* _Given request_: Transcribe the listing below verbatim, from its first line up to and including the line that contains "qa-sidebar: 課程清單 ?".

* _Listing from a data source_:
________________

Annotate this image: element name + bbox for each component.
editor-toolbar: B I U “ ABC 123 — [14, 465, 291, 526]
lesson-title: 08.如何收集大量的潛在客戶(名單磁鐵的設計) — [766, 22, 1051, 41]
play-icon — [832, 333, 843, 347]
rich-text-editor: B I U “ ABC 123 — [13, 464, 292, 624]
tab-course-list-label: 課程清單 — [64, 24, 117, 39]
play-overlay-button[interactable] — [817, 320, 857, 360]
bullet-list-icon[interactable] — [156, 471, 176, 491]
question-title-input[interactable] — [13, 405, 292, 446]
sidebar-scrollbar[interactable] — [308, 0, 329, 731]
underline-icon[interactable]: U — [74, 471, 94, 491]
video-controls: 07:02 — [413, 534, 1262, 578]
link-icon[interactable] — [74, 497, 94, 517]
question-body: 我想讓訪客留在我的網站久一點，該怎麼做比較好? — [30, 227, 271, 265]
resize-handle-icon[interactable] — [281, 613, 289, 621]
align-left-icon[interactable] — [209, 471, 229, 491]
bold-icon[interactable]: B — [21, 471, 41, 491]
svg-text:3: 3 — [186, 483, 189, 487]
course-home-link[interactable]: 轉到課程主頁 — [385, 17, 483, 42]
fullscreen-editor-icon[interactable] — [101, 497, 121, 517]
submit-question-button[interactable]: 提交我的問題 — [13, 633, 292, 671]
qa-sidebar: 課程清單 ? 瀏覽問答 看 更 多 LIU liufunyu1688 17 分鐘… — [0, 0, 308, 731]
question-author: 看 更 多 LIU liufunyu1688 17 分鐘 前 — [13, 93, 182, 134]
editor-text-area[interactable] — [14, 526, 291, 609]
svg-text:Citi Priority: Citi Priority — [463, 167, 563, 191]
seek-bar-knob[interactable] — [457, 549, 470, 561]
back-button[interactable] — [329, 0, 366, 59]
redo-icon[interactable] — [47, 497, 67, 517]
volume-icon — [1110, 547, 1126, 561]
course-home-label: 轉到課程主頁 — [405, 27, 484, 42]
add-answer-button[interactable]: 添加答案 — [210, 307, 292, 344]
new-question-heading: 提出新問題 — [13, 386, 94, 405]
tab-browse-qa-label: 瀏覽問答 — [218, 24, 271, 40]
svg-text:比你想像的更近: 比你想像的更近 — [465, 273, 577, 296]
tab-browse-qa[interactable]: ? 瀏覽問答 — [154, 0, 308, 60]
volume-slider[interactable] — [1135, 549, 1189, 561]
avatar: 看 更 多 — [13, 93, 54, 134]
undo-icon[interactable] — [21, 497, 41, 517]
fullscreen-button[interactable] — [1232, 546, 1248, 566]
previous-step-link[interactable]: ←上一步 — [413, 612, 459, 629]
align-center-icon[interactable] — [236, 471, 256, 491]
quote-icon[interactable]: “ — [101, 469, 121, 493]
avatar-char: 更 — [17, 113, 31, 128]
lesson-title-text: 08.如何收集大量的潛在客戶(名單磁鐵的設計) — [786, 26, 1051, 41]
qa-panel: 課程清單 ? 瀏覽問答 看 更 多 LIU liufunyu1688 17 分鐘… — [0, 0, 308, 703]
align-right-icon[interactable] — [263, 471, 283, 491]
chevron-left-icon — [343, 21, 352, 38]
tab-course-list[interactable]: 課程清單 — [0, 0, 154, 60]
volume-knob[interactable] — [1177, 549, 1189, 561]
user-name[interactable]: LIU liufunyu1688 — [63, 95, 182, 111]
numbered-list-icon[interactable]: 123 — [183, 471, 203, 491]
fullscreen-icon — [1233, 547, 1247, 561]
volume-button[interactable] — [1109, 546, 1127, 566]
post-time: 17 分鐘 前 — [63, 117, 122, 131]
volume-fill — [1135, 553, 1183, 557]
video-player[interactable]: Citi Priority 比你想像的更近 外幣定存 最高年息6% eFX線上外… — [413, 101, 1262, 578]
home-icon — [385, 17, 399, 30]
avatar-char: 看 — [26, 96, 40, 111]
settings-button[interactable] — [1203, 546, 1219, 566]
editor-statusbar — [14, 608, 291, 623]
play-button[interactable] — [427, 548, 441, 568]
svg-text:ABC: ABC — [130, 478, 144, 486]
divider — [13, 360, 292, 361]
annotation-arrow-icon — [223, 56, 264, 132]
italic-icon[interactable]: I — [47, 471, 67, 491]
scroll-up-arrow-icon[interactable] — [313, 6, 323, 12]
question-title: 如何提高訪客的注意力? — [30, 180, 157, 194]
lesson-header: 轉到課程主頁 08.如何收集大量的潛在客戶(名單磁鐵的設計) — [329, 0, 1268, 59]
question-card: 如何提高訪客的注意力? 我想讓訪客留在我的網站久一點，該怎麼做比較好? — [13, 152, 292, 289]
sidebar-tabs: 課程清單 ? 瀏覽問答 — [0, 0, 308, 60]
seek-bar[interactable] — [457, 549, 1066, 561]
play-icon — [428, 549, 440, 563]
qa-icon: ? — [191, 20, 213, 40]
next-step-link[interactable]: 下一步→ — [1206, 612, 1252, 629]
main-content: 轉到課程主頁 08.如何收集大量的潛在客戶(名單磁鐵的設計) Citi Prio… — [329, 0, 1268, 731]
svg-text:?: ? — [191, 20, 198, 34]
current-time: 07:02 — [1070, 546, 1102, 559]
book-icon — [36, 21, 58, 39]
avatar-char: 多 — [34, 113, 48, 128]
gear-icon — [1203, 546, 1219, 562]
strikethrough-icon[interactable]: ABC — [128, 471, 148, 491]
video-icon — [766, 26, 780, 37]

________________

* _Exercise response_:
Annotate this image: element name + bbox for each component.
editor-toolbar: B I U “ ABC 123 — [14, 465, 291, 526]
lesson-title: 08.如何收集大量的潛在客戶(名單磁鐵的設計) — [766, 22, 1051, 41]
play-icon — [832, 333, 843, 347]
rich-text-editor: B I U “ ABC 123 — [13, 464, 292, 624]
tab-course-list-label: 課程清單 — [64, 24, 117, 39]
play-overlay-button[interactable] — [817, 320, 857, 360]
bullet-list-icon[interactable] — [156, 471, 176, 491]
question-title-input[interactable] — [13, 405, 292, 446]
sidebar-scrollbar[interactable] — [308, 0, 329, 731]
underline-icon[interactable]: U — [74, 471, 94, 491]
video-controls: 07:02 — [413, 534, 1262, 578]
link-icon[interactable] — [74, 497, 94, 517]
question-body: 我想讓訪客留在我的網站久一點，該怎麼做比較好? — [30, 227, 271, 265]
resize-handle-icon[interactable] — [281, 613, 289, 621]
align-left-icon[interactable] — [209, 471, 229, 491]
bold-icon[interactable]: B — [21, 471, 41, 491]
svg-text:3: 3 — [186, 483, 189, 487]
course-home-link[interactable]: 轉到課程主頁 — [385, 17, 483, 42]
fullscreen-editor-icon[interactable] — [101, 497, 121, 517]
submit-question-button[interactable]: 提交我的問題 — [13, 633, 292, 671]
qa-sidebar: 課程清單 ? 瀏覽問答 看 更 多 LIU liufunyu1688 17 分鐘… — [0, 0, 308, 731]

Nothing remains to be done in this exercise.